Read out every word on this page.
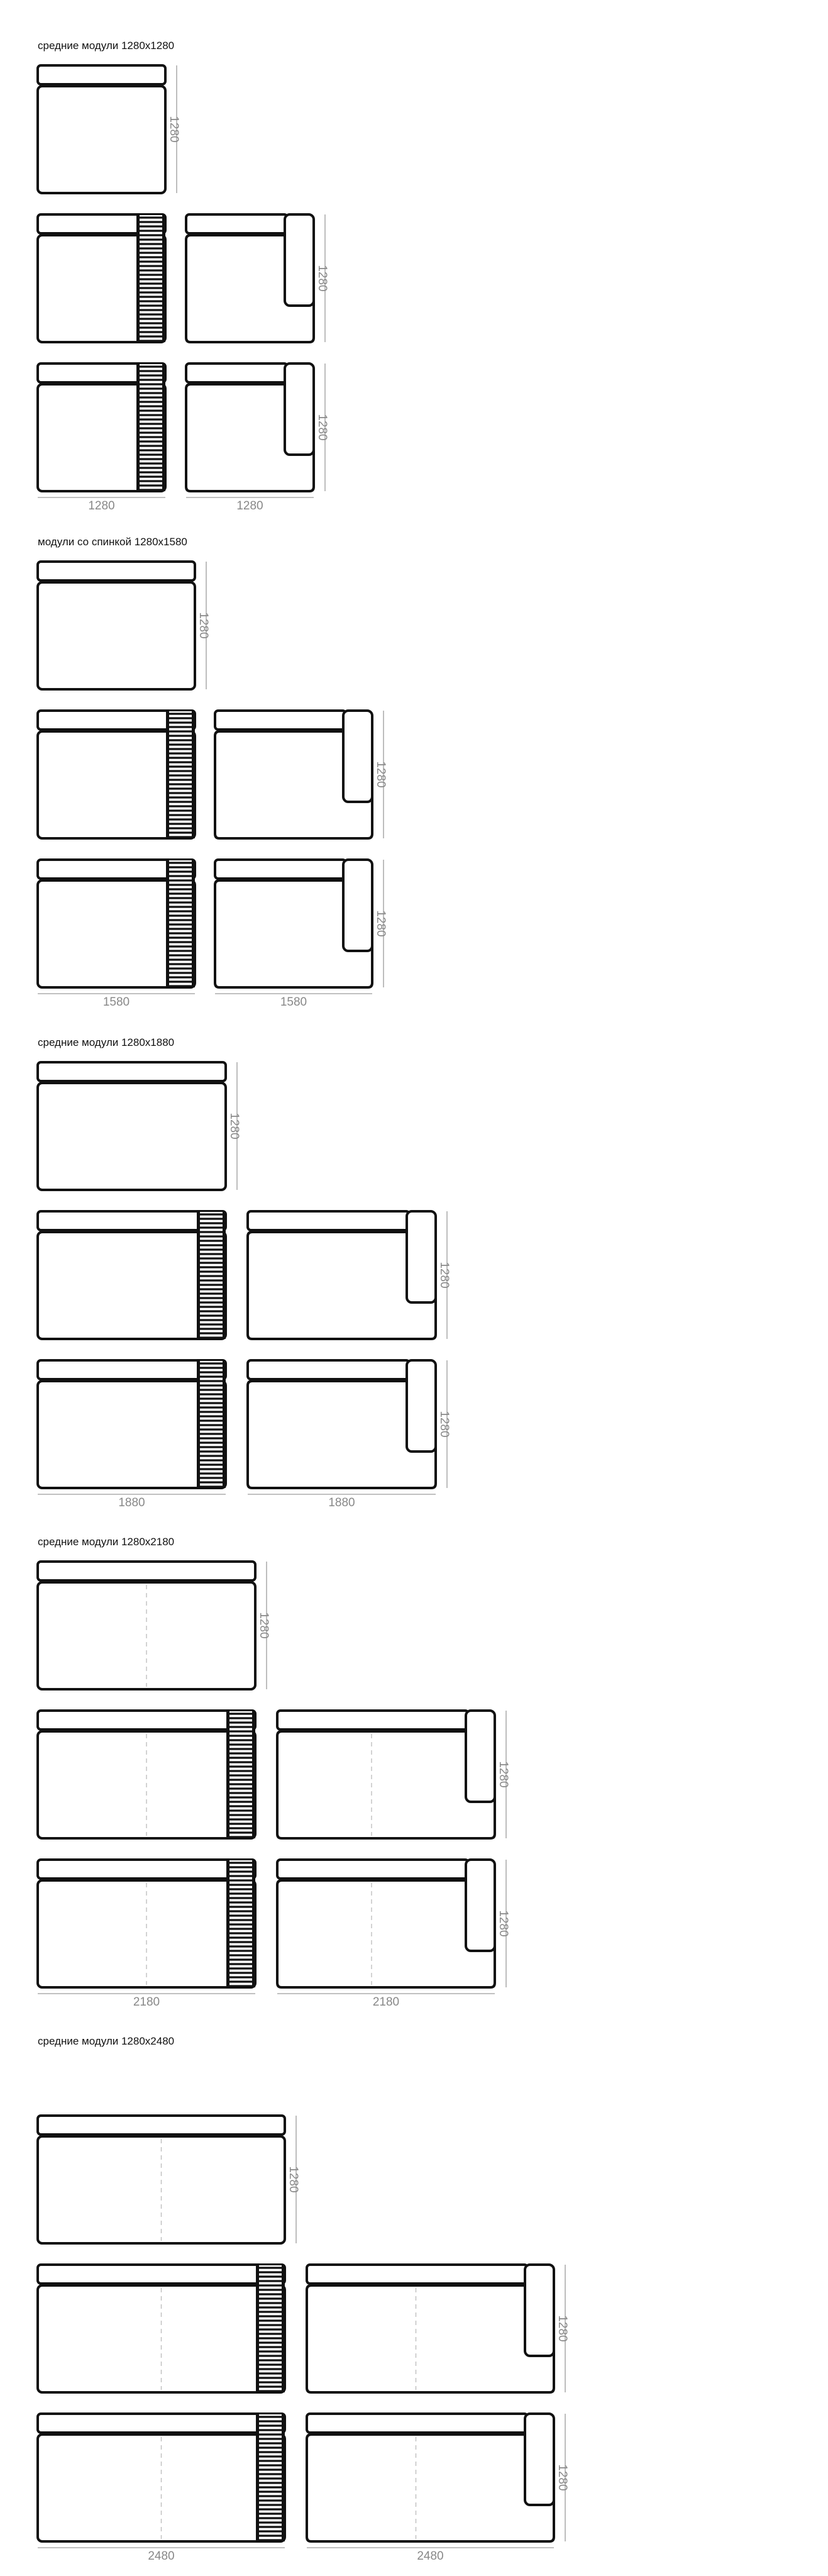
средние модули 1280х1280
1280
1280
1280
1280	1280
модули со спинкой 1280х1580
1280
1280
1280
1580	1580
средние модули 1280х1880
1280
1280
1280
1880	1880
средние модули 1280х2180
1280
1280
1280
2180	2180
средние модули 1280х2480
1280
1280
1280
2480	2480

========================

## [Exercise objective]
Every entry must be transcribed exactly. Pictures do not belong in the copy.

## [Complete answer]
Read out every word on this page.
средние модули 1280х1280
1280
1280
1280
1280	1280
модули со спинкой 1280х1580
1280
1280
1280
1580	1580
средние модули 1280х1880
1280
1280
1280
1880	1880
средние модули 1280х2180
1280
1280
1280
2180	2180
средние модули 1280х2480
1280
1280
1280
2480	2480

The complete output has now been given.